#### [RAW DATA]
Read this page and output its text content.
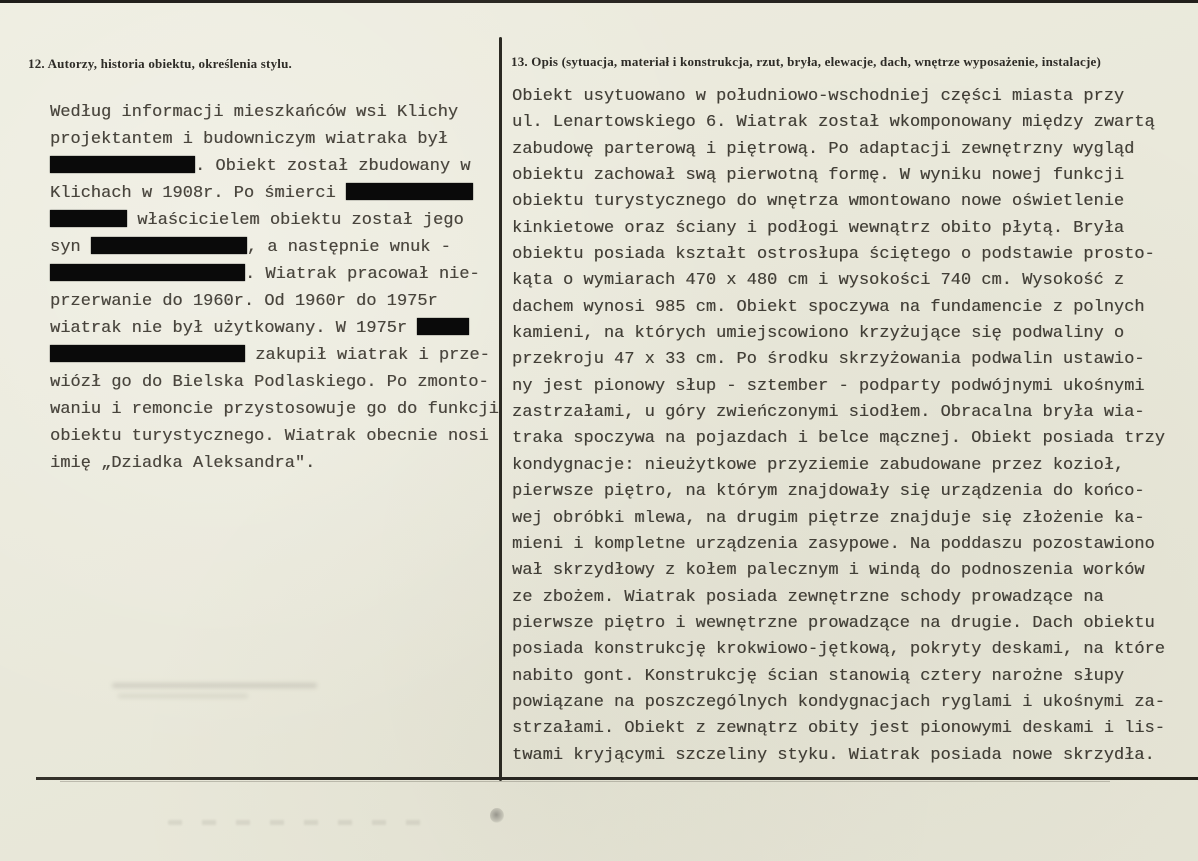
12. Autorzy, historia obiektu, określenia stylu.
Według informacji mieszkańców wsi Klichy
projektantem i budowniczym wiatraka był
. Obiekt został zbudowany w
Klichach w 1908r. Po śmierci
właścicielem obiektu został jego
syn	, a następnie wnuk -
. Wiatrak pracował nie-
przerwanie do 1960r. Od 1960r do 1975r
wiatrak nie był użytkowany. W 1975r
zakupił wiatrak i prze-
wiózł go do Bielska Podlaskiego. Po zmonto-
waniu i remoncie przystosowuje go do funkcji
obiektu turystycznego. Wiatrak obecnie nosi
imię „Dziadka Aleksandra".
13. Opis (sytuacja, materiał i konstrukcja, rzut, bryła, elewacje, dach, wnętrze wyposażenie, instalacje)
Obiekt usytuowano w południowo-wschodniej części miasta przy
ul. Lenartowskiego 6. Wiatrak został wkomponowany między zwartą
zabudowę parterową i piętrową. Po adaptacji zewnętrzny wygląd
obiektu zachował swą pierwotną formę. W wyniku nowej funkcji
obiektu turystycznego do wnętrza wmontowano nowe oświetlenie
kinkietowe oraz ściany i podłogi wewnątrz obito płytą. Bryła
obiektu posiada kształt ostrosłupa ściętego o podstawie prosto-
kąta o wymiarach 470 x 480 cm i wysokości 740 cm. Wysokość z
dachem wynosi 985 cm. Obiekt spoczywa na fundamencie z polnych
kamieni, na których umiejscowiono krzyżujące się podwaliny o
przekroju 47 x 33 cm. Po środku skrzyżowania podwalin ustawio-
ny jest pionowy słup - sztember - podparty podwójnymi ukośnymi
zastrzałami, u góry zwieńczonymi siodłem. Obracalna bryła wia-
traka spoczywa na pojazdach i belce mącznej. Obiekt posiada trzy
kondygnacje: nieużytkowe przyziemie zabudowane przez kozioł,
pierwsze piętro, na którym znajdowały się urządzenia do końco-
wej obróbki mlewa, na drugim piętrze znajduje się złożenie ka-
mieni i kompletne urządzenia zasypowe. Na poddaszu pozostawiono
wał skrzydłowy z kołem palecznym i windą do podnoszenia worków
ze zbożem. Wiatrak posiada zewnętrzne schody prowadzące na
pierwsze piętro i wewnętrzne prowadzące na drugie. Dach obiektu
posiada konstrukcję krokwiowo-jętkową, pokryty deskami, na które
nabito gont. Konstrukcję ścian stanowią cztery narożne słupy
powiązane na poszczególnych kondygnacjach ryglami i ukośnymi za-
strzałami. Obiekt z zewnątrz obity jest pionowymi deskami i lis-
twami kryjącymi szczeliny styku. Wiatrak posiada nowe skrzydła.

#### [EXERCISE DESCRIPTION]
Pull out all lines containing "pierwsze".

#### [REPLY TO THE TASK]
pierwsze piętro, na którym znajdowały się urządzenia do końco-
pierwsze piętro i wewnętrzne prowadzące na drugie. Dach obiektu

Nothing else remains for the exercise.